### [PROBLEM DETAILS]
Copy each line that contains the word "title".

···

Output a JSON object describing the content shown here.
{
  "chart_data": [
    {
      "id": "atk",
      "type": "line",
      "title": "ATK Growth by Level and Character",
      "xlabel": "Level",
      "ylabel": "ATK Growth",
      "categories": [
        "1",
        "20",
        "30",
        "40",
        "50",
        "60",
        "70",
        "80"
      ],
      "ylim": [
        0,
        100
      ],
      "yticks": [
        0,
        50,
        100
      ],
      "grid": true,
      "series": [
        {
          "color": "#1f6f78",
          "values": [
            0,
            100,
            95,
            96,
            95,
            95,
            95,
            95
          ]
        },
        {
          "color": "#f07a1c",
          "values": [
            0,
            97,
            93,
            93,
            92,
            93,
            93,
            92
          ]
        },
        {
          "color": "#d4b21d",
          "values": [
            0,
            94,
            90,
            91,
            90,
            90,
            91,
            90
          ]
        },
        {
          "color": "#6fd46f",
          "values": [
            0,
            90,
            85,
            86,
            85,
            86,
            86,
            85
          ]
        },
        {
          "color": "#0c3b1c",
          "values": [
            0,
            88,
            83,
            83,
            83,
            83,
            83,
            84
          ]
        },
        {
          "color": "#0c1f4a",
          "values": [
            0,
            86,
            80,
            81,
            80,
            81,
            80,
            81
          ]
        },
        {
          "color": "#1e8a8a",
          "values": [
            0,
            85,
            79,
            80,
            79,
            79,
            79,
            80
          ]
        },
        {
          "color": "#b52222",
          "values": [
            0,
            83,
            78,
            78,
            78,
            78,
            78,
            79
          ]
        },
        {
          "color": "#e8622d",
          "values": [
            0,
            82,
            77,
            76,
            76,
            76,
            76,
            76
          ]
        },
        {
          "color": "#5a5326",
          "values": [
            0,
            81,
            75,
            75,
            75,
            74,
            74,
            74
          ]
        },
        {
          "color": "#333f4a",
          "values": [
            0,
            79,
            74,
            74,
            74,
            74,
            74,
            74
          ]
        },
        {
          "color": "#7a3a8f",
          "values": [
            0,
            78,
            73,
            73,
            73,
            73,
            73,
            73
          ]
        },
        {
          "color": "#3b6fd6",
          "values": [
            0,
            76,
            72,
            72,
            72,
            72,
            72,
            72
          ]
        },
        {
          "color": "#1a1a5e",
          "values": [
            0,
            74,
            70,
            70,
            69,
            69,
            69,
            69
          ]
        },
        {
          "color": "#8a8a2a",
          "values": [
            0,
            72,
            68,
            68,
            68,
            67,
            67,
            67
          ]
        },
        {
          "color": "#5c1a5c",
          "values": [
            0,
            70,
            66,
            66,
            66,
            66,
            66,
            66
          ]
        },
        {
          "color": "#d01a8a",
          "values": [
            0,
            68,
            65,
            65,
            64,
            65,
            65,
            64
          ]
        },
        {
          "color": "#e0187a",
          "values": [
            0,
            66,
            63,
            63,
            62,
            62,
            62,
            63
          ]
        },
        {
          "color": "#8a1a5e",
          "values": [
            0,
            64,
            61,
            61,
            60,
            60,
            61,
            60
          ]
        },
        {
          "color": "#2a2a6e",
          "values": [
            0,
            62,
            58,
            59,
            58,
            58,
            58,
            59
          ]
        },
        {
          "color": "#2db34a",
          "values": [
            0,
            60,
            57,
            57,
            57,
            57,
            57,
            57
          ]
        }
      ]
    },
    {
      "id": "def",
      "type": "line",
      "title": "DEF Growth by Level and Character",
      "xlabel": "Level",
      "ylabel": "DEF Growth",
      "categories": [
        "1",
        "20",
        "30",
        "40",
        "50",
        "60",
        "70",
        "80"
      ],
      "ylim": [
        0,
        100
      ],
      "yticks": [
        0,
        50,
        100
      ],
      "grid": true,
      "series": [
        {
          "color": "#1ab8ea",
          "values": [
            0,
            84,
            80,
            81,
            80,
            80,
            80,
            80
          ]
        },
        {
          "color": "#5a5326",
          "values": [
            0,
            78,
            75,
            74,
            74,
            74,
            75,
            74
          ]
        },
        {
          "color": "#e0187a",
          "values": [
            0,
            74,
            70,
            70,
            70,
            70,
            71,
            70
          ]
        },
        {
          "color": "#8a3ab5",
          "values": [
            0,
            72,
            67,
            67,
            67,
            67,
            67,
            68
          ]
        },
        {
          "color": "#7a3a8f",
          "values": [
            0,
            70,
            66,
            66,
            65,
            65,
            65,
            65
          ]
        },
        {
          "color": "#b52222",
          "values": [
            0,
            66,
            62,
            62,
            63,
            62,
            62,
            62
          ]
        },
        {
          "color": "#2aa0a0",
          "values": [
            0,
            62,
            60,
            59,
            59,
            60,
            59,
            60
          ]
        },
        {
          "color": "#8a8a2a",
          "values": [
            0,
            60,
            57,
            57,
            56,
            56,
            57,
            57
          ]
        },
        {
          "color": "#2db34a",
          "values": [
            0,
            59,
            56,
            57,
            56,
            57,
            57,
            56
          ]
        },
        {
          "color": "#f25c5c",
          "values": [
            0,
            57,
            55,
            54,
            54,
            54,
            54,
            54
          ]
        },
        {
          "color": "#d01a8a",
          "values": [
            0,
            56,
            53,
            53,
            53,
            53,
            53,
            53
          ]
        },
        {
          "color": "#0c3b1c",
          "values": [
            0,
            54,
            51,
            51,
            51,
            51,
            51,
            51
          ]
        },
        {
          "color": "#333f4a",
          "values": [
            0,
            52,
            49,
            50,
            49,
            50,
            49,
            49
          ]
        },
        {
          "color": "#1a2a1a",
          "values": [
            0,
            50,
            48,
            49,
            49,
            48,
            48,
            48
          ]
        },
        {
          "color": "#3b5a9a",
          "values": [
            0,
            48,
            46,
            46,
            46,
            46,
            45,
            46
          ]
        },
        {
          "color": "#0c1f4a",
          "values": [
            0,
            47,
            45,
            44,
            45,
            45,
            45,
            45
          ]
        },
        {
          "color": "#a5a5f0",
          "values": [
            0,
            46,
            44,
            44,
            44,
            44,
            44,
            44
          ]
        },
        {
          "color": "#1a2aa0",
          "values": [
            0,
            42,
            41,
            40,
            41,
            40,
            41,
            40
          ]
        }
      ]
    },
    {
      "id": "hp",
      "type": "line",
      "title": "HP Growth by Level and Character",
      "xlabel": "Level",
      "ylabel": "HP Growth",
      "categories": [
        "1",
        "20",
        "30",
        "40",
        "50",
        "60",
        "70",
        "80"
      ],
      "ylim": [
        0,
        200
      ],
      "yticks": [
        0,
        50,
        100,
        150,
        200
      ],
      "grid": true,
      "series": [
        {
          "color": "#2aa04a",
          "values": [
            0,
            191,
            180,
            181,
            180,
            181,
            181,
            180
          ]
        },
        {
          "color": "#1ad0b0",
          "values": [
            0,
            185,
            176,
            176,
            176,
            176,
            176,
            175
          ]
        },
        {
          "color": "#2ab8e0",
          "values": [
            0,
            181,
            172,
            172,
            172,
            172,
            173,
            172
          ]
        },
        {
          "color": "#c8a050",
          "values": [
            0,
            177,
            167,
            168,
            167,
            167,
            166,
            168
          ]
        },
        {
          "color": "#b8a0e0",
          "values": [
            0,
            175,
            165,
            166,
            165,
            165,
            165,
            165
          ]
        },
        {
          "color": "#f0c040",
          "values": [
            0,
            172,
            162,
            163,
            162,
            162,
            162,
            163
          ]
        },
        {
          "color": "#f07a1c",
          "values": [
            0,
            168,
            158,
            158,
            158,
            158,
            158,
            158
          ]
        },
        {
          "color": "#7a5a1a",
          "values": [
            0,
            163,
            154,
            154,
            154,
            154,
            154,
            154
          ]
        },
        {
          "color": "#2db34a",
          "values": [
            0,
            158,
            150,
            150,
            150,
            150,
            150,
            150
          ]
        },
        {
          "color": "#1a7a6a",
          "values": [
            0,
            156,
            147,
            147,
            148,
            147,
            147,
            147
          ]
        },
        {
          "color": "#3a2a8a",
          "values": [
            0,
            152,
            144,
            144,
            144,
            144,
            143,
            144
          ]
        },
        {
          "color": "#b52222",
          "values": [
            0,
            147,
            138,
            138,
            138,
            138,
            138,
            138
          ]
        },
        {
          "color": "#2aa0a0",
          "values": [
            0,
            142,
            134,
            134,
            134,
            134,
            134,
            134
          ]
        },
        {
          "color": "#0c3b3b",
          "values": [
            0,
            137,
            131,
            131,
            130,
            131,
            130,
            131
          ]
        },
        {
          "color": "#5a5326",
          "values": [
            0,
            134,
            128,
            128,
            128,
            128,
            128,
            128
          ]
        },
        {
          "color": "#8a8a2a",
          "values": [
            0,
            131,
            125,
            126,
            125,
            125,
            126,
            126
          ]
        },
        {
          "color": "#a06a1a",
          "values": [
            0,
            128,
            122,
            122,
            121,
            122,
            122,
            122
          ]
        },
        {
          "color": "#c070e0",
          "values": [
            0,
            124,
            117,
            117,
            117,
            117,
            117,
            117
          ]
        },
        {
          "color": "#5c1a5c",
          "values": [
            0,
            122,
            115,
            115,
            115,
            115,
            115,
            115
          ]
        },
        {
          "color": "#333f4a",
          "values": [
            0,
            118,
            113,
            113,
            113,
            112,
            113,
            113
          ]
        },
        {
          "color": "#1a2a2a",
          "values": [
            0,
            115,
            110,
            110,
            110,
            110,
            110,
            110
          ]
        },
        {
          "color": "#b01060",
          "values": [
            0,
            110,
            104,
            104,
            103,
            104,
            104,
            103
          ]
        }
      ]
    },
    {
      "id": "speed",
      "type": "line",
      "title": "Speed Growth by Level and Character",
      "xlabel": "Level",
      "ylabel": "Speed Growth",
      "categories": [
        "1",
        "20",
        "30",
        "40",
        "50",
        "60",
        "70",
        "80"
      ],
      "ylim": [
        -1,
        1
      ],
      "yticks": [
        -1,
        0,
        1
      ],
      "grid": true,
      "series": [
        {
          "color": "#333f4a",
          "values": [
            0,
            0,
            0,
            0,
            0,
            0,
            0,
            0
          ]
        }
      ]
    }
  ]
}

···

### [ANSWER FOR THE TASK]
      "title": "ATK Growth by Level and Character",
      "title": "DEF Growth by Level and Character",
      "title": "HP Growth by Level and Character",
      "title": "Speed Growth by Level and Character",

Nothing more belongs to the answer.